Task data:

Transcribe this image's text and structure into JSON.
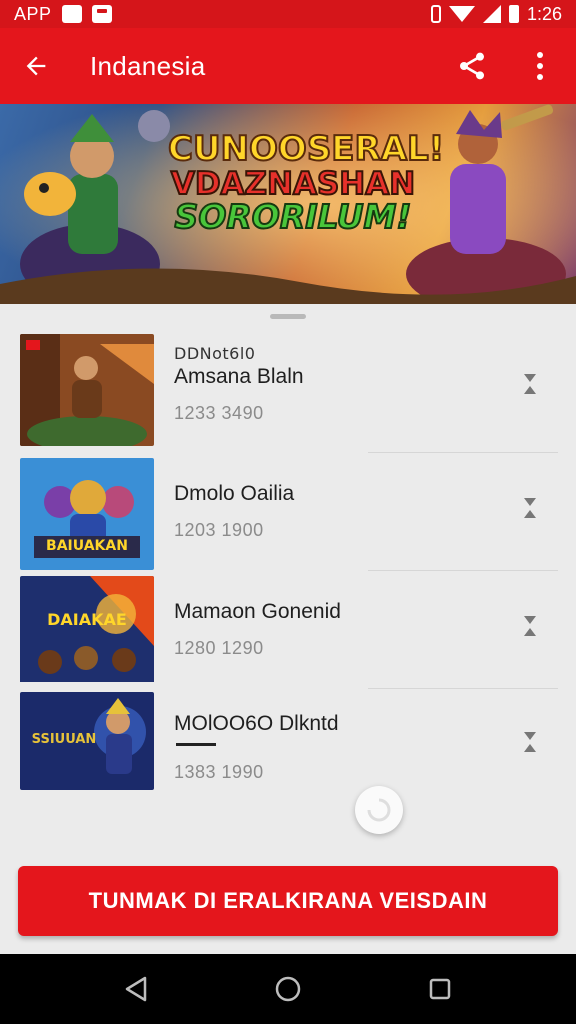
{
  "status_bar": {
    "app_label": "APP",
    "time": "1:26",
    "icons": [
      "notification-icon",
      "message-icon",
      "bluetooth-icon",
      "wifi-icon",
      "signal-icon",
      "battery-icon"
    ]
  },
  "app_bar": {
    "title": "Indanesia",
    "icons": [
      "back-arrow-icon",
      "share-icon",
      "more-vert-icon"
    ]
  },
  "banner": {
    "line1": "CUNOOSERAL!",
    "line2": "VDAZNASHAN",
    "line3": "SORORILUM!"
  },
  "games": [
    {
      "pre": "DDNot6l0",
      "name": "Amsana Blaln",
      "size": "1233 3490",
      "thumb_text": "",
      "thumb_colors": [
        "#8a4a22",
        "#e08a3c",
        "#3e6a2e"
      ]
    },
    {
      "pre": "",
      "name": "Dmolo Oailia",
      "size": "1203 1900",
      "thumb_text": "BAIUAKAN",
      "thumb_colors": [
        "#3a8fd6",
        "#7a3fa8",
        "#e0a93a"
      ]
    },
    {
      "pre": "",
      "name": "Mamaon Gonenid",
      "size": "1280 1290",
      "thumb_text": "DAIAKAE",
      "thumb_colors": [
        "#1e2f6e",
        "#e34a1a",
        "#f2b43a"
      ]
    },
    {
      "pre": "",
      "name": "MOlOO6O Dlkntd",
      "size": "1383 1990",
      "thumb_text": "SSIUUAN",
      "thumb_colors": [
        "#1b2a6a",
        "#3a64c8",
        "#e6c23a"
      ]
    }
  ],
  "cta": {
    "label": "TUNMAK DI ERALKIRANA VEISDAIN"
  },
  "theme": {
    "primary": "#e4161c",
    "status": "#d5151a",
    "sheet": "#ebebeb"
  },
  "nav_bar": {
    "icons": [
      "back-triangle-icon",
      "home-circle-icon",
      "recents-square-icon"
    ]
  }
}
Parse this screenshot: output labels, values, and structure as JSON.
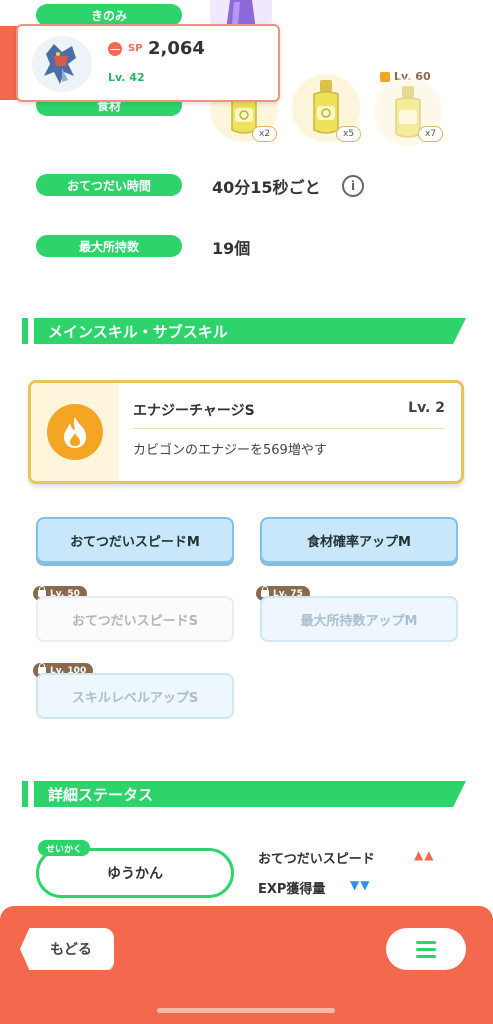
{
  "info_rows": {
    "berry_label": "きのみ",
    "ingredient_label": "食材",
    "help_time_label": "おてつだい時間",
    "help_time_value": "40分15秒ごと",
    "max_carry_label": "最大所持数",
    "max_carry_value": "19個"
  },
  "ingredients": [
    {
      "count": "x2",
      "locked": false,
      "lock_level": ""
    },
    {
      "count": "x5",
      "locked": false,
      "lock_level": ""
    },
    {
      "count": "x7",
      "locked": true,
      "lock_level": "Lv. 60"
    }
  ],
  "popup": {
    "sp_label": "SP",
    "sp_value": "2,064",
    "level": "Lv. 42"
  },
  "sections": {
    "skills_title": "メインスキル・サブスキル",
    "status_title": "詳細ステータス"
  },
  "main_skill": {
    "name": "エナジーチャージS",
    "level": "Lv. 2",
    "description": "カビゴンのエナジーを569増やす",
    "icon": "flame-icon",
    "color": "#f5a524"
  },
  "sub_skills": [
    {
      "label": "おてつだいスピードM",
      "unlocked": true,
      "lock_level": ""
    },
    {
      "label": "食材確率アップM",
      "unlocked": true,
      "lock_level": ""
    },
    {
      "label": "おてつだいスピードS",
      "unlocked": false,
      "lock_level": "Lv. 50"
    },
    {
      "label": "最大所持数アップM",
      "unlocked": false,
      "lock_level": "Lv. 75"
    },
    {
      "label": "スキルレベルアップS",
      "unlocked": false,
      "lock_level": "Lv. 100"
    }
  ],
  "nature": {
    "tag": "せいかく",
    "name": "ゆうかん",
    "up_stat": "おてつだいスピード",
    "up_arrows": "▲▲",
    "down_stat": "EXP獲得量",
    "down_arrows": "▼▼"
  },
  "bottom_bar": {
    "back_label": "もどる",
    "menu_icon": "hamburger-icon"
  },
  "colors": {
    "accent_green": "#2fd36b",
    "bottom_bar": "#f4684e",
    "up_arrow": "#f4684e",
    "down_arrow": "#2d8ff0"
  }
}
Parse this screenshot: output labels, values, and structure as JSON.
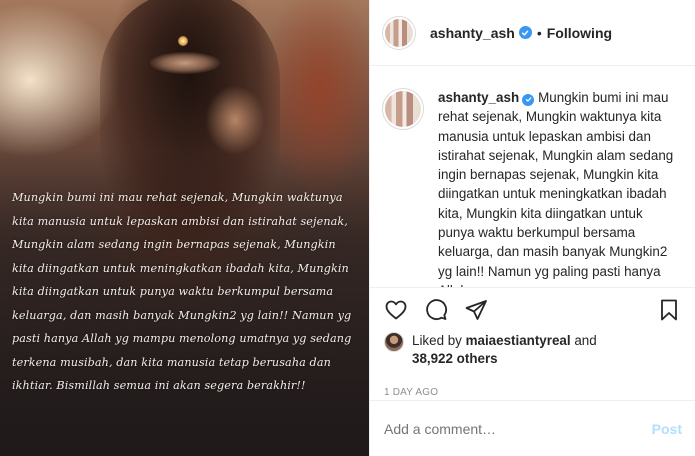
{
  "post": {
    "username": "ashanty_ash",
    "follow_status": "Following",
    "separator": "•",
    "image_overlay_text": "Mungkin bumi ini mau rehat sejenak, Mungkin waktunya kita manusia untuk lepaskan ambisi dan istirahat sejenak, Mungkin alam sedang ingin bernapas sejenak, Mungkin kita diingatkan untuk meningkatkan ibadah kita, Mungkin kita diingatkan untuk punya waktu berkumpul bersama keluarga, dan masih banyak Mungkin2 yg lain!! Namun yg pasti hanya Allah yg mampu menolong umatnya yg sedang terkena musibah, dan kita manusia tetap berusaha dan ikhtiar. Bismillah semua ini akan segera berakhir!!",
    "caption_user": "ashanty_ash",
    "caption_text": "Mungkin bumi ini mau rehat sejenak, Mungkin waktunya kita manusia untuk lepaskan ambisi dan istirahat sejenak, Mungkin alam sedang ingin bernapas sejenak, Mungkin kita diingatkan untuk meningkatkan ibadah kita, Mungkin kita diingatkan untuk punya waktu berkumpul bersama keluarga, dan masih banyak Mungkin2 yg lain!! Namun yg paling pasti hanya Allah yg",
    "likes_prefix": "Liked by",
    "liked_by_user": "maiaestiantyreal",
    "likes_and": "and",
    "likes_count": "38,922 others",
    "timestamp": "1 DAY AGO"
  },
  "comment": {
    "placeholder": "Add a comment…",
    "post_label": "Post"
  },
  "icons": {
    "like": "heart-icon",
    "comment": "speech-bubble-icon",
    "share": "paper-plane-icon",
    "save": "bookmark-icon",
    "verified": "verified-badge-icon"
  },
  "colors": {
    "verified": "#3897f0",
    "post_disabled": "#b2dffc",
    "muted": "#8e8e8e",
    "text": "#262626"
  }
}
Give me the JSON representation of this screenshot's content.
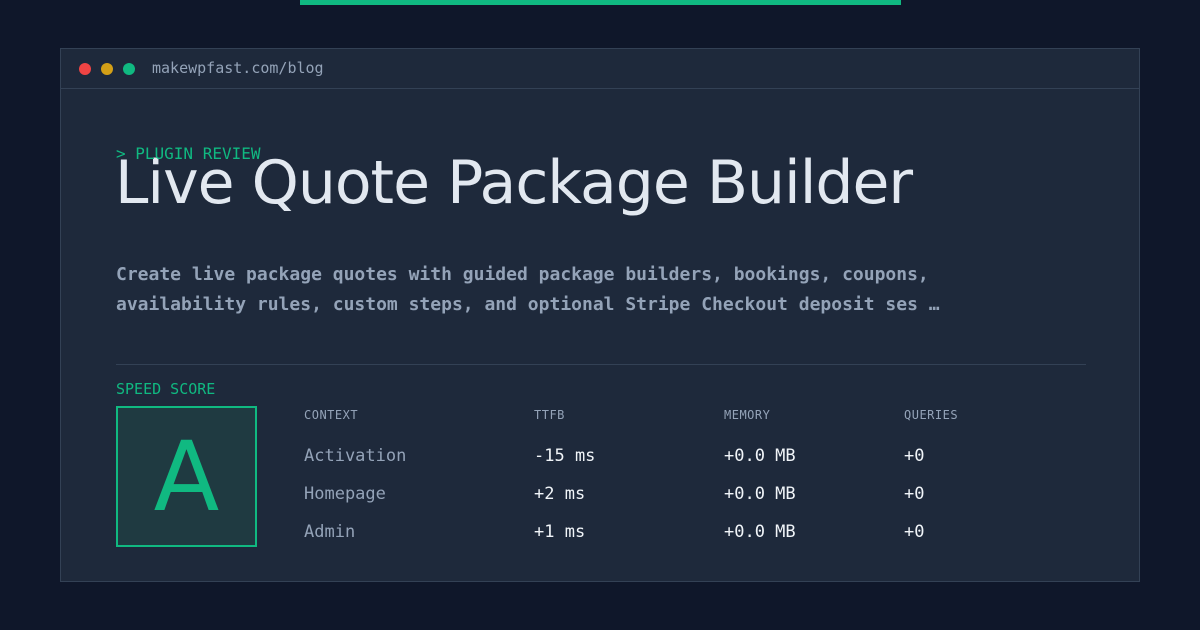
{
  "window": {
    "url": "makewpfast.com/blog",
    "dots": [
      "#ef4444",
      "#d4a017",
      "#10b981"
    ]
  },
  "article": {
    "kicker": "> PLUGIN REVIEW",
    "title": "Live Quote Package Builder",
    "description_lines": [
      "Create live package quotes with guided package builders, bookings, coupons,",
      "availability rules, custom steps, and optional Stripe Checkout deposit ses …"
    ]
  },
  "score": {
    "label": "SPEED SCORE",
    "grade": "A"
  },
  "metrics": {
    "headers": [
      "CONTEXT",
      "TTFB",
      "MEMORY",
      "QUERIES"
    ],
    "rows": [
      [
        "Activation",
        "-15 ms",
        "+0.0 MB",
        "+0"
      ],
      [
        "Homepage",
        "+2 ms",
        "+0.0 MB",
        "+0"
      ],
      [
        "Admin",
        "+1 ms",
        "+0.0 MB",
        "+0"
      ]
    ]
  },
  "colors": {
    "accent": "#10b981",
    "background": "#0f172a",
    "panel": "#1e293b"
  }
}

Requirement:
Every line of the data above should be quoted exactly. Omit the pictures.

Solution to the exercise:
Transcribe this image's text and structure into JSON.
{
  "status_bar": {
    "app_label": "APP",
    "time": "1:26",
    "icons": [
      "notification-icon",
      "message-icon",
      "bluetooth-icon",
      "wifi-icon",
      "signal-icon",
      "battery-icon"
    ]
  },
  "app_bar": {
    "title": "Indanesia",
    "icons": [
      "back-arrow-icon",
      "share-icon",
      "more-vert-icon"
    ]
  },
  "banner": {
    "line1": "CUNOOSERAL!",
    "line2": "VDAZNASHAN",
    "line3": "SORORILUM!"
  },
  "games": [
    {
      "pre": "DDNot6l0",
      "name": "Amsana Blaln",
      "size": "1233 3490",
      "thumb_text": "",
      "thumb_colors": [
        "#8a4a22",
        "#e08a3c",
        "#3e6a2e"
      ]
    },
    {
      "pre": "",
      "name": "Dmolo Oailia",
      "size": "1203 1900",
      "thumb_text": "BAIUAKAN",
      "thumb_colors": [
        "#3a8fd6",
        "#7a3fa8",
        "#e0a93a"
      ]
    },
    {
      "pre": "",
      "name": "Mamaon Gonenid",
      "size": "1280 1290",
      "thumb_text": "DAIAKAE",
      "thumb_colors": [
        "#1e2f6e",
        "#e34a1a",
        "#f2b43a"
      ]
    },
    {
      "pre": "",
      "name": "MOlOO6O Dlkntd",
      "size": "1383 1990",
      "thumb_text": "SSIUUAN",
      "thumb_colors": [
        "#1b2a6a",
        "#3a64c8",
        "#e6c23a"
      ]
    }
  ],
  "cta": {
    "label": "TUNMAK DI ERALKIRANA VEISDAIN"
  },
  "theme": {
    "primary": "#e4161c",
    "status": "#d5151a",
    "sheet": "#ebebeb"
  },
  "nav_bar": {
    "icons": [
      "back-triangle-icon",
      "home-circle-icon",
      "recents-square-icon"
    ]
  }
}
Parse this screenshot: output labels, values, and structure as JSON.
{
  "info_rows": {
    "berry_label": "きのみ",
    "ingredient_label": "食材",
    "help_time_label": "おてつだい時間",
    "help_time_value": "40分15秒ごと",
    "max_carry_label": "最大所持数",
    "max_carry_value": "19個"
  },
  "ingredients": [
    {
      "count": "x2",
      "locked": false,
      "lock_level": ""
    },
    {
      "count": "x5",
      "locked": false,
      "lock_level": ""
    },
    {
      "count": "x7",
      "locked": true,
      "lock_level": "Lv. 60"
    }
  ],
  "popup": {
    "sp_label": "SP",
    "sp_value": "2,064",
    "level": "Lv. 42"
  },
  "sections": {
    "skills_title": "メインスキル・サブスキル",
    "status_title": "詳細ステータス"
  },
  "main_skill": {
    "name": "エナジーチャージS",
    "level": "Lv. 2",
    "description": "カビゴンのエナジーを569増やす",
    "icon": "flame-icon",
    "color": "#f5a524"
  },
  "sub_skills": [
    {
      "label": "おてつだいスピードM",
      "unlocked": true,
      "lock_level": ""
    },
    {
      "label": "食材確率アップM",
      "unlocked": true,
      "lock_level": ""
    },
    {
      "label": "おてつだいスピードS",
      "unlocked": false,
      "lock_level": "Lv. 50"
    },
    {
      "label": "最大所持数アップM",
      "unlocked": false,
      "lock_level": "Lv. 75"
    },
    {
      "label": "スキルレベルアップS",
      "unlocked": false,
      "lock_level": "Lv. 100"
    }
  ],
  "nature": {
    "tag": "せいかく",
    "name": "ゆうかん",
    "up_stat": "おてつだいスピード",
    "up_arrows": "▲▲",
    "down_stat": "EXP獲得量",
    "down_arrows": "▼▼"
  },
  "bottom_bar": {
    "back_label": "もどる",
    "menu_icon": "hamburger-icon"
  },
  "colors": {
    "accent_green": "#2fd36b",
    "bottom_bar": "#f4684e",
    "up_arrow": "#f4684e",
    "down_arrow": "#2d8ff0"
  }
}
Parse this screenshot: output labels, values, and structure as JSON.
{
  "post": {
    "username": "ashanty_ash",
    "follow_status": "Following",
    "separator": "•",
    "image_overlay_text": "Mungkin bumi ini mau rehat sejenak, Mungkin waktunya kita manusia untuk lepaskan ambisi dan istirahat sejenak, Mungkin alam sedang ingin bernapas sejenak, Mungkin kita diingatkan untuk meningkatkan ibadah kita, Mungkin kita diingatkan untuk punya waktu berkumpul bersama keluarga, dan masih banyak Mungkin2 yg lain!! Namun yg pasti hanya Allah yg mampu menolong umatnya yg sedang terkena musibah, dan kita manusia tetap berusaha dan ikhtiar. Bismillah semua ini akan segera berakhir!!",
    "caption_user": "ashanty_ash",
    "caption_text": "Mungkin bumi ini mau rehat sejenak, Mungkin waktunya kita manusia untuk lepaskan ambisi dan istirahat sejenak, Mungkin alam sedang ingin bernapas sejenak, Mungkin kita diingatkan untuk meningkatkan ibadah kita, Mungkin kita diingatkan untuk punya waktu berkumpul bersama keluarga, dan masih banyak Mungkin2 yg lain!! Namun yg paling pasti hanya Allah yg",
    "likes_prefix": "Liked by",
    "liked_by_user": "maiaestiantyreal",
    "likes_and": "and",
    "likes_count": "38,922 others",
    "timestamp": "1 DAY AGO"
  },
  "comment": {
    "placeholder": "Add a comment…",
    "post_label": "Post"
  },
  "icons": {
    "like": "heart-icon",
    "comment": "speech-bubble-icon",
    "share": "paper-plane-icon",
    "save": "bookmark-icon",
    "verified": "verified-badge-icon"
  },
  "colors": {
    "verified": "#3897f0",
    "post_disabled": "#b2dffc",
    "muted": "#8e8e8e",
    "text": "#262626"
  }
}
Give me the JSON representation of this screenshot's content.
{
  "window": {
    "url": "makewpfast.com/blog",
    "dots": [
      "#ef4444",
      "#d4a017",
      "#10b981"
    ]
  },
  "article": {
    "kicker": "> PLUGIN REVIEW",
    "title": "Live Quote Package Builder",
    "description_lines": [
      "Create live package quotes with guided package builders, bookings, coupons,",
      "availability rules, custom steps, and optional Stripe Checkout deposit ses …"
    ]
  },
  "score": {
    "label": "SPEED SCORE",
    "grade": "A"
  },
  "metrics": {
    "headers": [
      "CONTEXT",
      "TTFB",
      "MEMORY",
      "QUERIES"
    ],
    "rows": [
      [
        "Activation",
        "-15 ms",
        "+0.0 MB",
        "+0"
      ],
      [
        "Homepage",
        "+2 ms",
        "+0.0 MB",
        "+0"
      ],
      [
        "Admin",
        "+1 ms",
        "+0.0 MB",
        "+0"
      ]
    ]
  },
  "colors": {
    "accent": "#10b981",
    "background": "#0f172a",
    "panel": "#1e293b"
  }
}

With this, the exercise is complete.